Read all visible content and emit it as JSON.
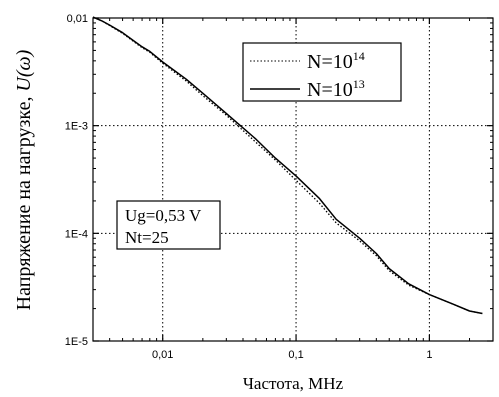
{
  "chart_data": {
    "type": "line",
    "xlabel": "Частота, MHz",
    "ylabel_prefix": "Напряжение на нагрузке, ",
    "ylabel_symbol": "U(ω)",
    "x_scale": "log",
    "y_scale": "log",
    "xlim": [
      0.003,
      3
    ],
    "ylim": [
      1e-05,
      0.01
    ],
    "x_ticks": [
      {
        "value": 0.01,
        "label": "0,01"
      },
      {
        "value": 0.1,
        "label": "0,1"
      },
      {
        "value": 1,
        "label": "1"
      }
    ],
    "y_ticks": [
      {
        "value": 0.01,
        "label": "0,01"
      },
      {
        "value": 0.001,
        "label": "1E-3"
      },
      {
        "value": 0.0001,
        "label": "1E-4"
      },
      {
        "value": 1e-05,
        "label": "1E-5"
      }
    ],
    "grid": "dotted",
    "legend_position": "top-right",
    "series": [
      {
        "name_base": "N=10",
        "name_exp": "14",
        "style": "dotted",
        "x": [
          0.003,
          0.0035,
          0.004,
          0.005,
          0.006,
          0.007,
          0.008,
          0.01,
          0.015,
          0.02,
          0.03,
          0.05,
          0.07,
          0.1,
          0.15,
          0.2,
          0.3,
          0.4,
          0.5,
          0.7,
          1,
          1.5,
          2,
          2.5
        ],
        "y": [
          0.0102,
          0.0094,
          0.0085,
          0.0072,
          0.0061,
          0.0053,
          0.0048,
          0.0038,
          0.0026,
          0.0019,
          0.00125,
          0.0007,
          0.00048,
          0.00031,
          0.00019,
          0.000125,
          8.5e-05,
          6.2e-05,
          4.5e-05,
          3.3e-05,
          2.7e-05,
          2.2e-05,
          1.9e-05,
          1.8e-05
        ]
      },
      {
        "name_base": "N=10",
        "name_exp": "13",
        "style": "solid",
        "x": [
          0.003,
          0.0035,
          0.004,
          0.005,
          0.006,
          0.007,
          0.008,
          0.01,
          0.015,
          0.02,
          0.03,
          0.05,
          0.07,
          0.1,
          0.15,
          0.2,
          0.3,
          0.4,
          0.5,
          0.7,
          1,
          1.5,
          2,
          2.5
        ],
        "y": [
          0.0102,
          0.0094,
          0.0086,
          0.0073,
          0.0062,
          0.0054,
          0.0049,
          0.0039,
          0.0027,
          0.002,
          0.0013,
          0.00075,
          0.0005,
          0.00034,
          0.00021,
          0.000135,
          9e-05,
          6.5e-05,
          4.7e-05,
          3.4e-05,
          2.7e-05,
          2.2e-05,
          1.9e-05,
          1.8e-05
        ]
      }
    ],
    "annotation": {
      "lines": [
        "Ug=0,53 V",
        "Nt=25"
      ]
    }
  }
}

AIM →
Provide the number of lines in these entries that hold the word "value", without any accompanying text.

CORRECT RESULT →
7